Records:
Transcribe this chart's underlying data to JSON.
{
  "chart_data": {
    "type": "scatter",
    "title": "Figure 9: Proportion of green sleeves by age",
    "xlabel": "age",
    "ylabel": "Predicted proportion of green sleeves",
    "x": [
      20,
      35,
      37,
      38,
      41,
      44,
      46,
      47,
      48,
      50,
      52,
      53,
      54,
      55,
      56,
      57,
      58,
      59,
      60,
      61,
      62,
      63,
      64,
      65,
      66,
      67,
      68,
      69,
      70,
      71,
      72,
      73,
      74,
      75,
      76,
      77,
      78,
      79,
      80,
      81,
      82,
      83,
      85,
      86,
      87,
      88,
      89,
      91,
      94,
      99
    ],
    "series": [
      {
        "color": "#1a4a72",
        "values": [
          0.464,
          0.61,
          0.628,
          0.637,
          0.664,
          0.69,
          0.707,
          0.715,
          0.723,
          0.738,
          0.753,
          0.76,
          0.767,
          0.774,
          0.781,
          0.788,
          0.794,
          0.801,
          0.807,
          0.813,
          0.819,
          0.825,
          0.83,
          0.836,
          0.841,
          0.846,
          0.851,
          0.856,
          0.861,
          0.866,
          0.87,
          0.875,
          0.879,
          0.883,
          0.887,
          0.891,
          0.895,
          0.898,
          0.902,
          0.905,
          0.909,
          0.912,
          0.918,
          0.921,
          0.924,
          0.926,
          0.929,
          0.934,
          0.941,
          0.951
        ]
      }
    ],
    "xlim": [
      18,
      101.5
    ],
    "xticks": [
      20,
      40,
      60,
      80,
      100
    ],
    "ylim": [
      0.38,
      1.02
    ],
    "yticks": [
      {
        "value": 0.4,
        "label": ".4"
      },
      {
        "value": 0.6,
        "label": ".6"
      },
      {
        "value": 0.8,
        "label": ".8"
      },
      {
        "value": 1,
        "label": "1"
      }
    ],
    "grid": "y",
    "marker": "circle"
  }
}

Your goal: Your task is to repeat the data exactly, with nothing left out.

Completed task:
Transcribe this chart's underlying data to JSON.
{
  "chart_data": {
    "type": "scatter",
    "title": "Figure 9: Proportion of green sleeves by age",
    "xlabel": "age",
    "ylabel": "Predicted proportion of green sleeves",
    "x": [
      20,
      35,
      37,
      38,
      41,
      44,
      46,
      47,
      48,
      50,
      52,
      53,
      54,
      55,
      56,
      57,
      58,
      59,
      60,
      61,
      62,
      63,
      64,
      65,
      66,
      67,
      68,
      69,
      70,
      71,
      72,
      73,
      74,
      75,
      76,
      77,
      78,
      79,
      80,
      81,
      82,
      83,
      85,
      86,
      87,
      88,
      89,
      91,
      94,
      99
    ],
    "series": [
      {
        "color": "#1a4a72",
        "values": [
          0.464,
          0.61,
          0.628,
          0.637,
          0.664,
          0.69,
          0.707,
          0.715,
          0.723,
          0.738,
          0.753,
          0.76,
          0.767,
          0.774,
          0.781,
          0.788,
          0.794,
          0.801,
          0.807,
          0.813,
          0.819,
          0.825,
          0.83,
          0.836,
          0.841,
          0.846,
          0.851,
          0.856,
          0.861,
          0.866,
          0.87,
          0.875,
          0.879,
          0.883,
          0.887,
          0.891,
          0.895,
          0.898,
          0.902,
          0.905,
          0.909,
          0.912,
          0.918,
          0.921,
          0.924,
          0.926,
          0.929,
          0.934,
          0.941,
          0.951
        ]
      }
    ],
    "xlim": [
      18,
      101.5
    ],
    "xticks": [
      20,
      40,
      60,
      80,
      100
    ],
    "ylim": [
      0.38,
      1.02
    ],
    "yticks": [
      {
        "value": 0.4,
        "label": ".4"
      },
      {
        "value": 0.6,
        "label": ".6"
      },
      {
        "value": 0.8,
        "label": ".8"
      },
      {
        "value": 1,
        "label": "1"
      }
    ],
    "grid": "y",
    "marker": "circle"
  }
}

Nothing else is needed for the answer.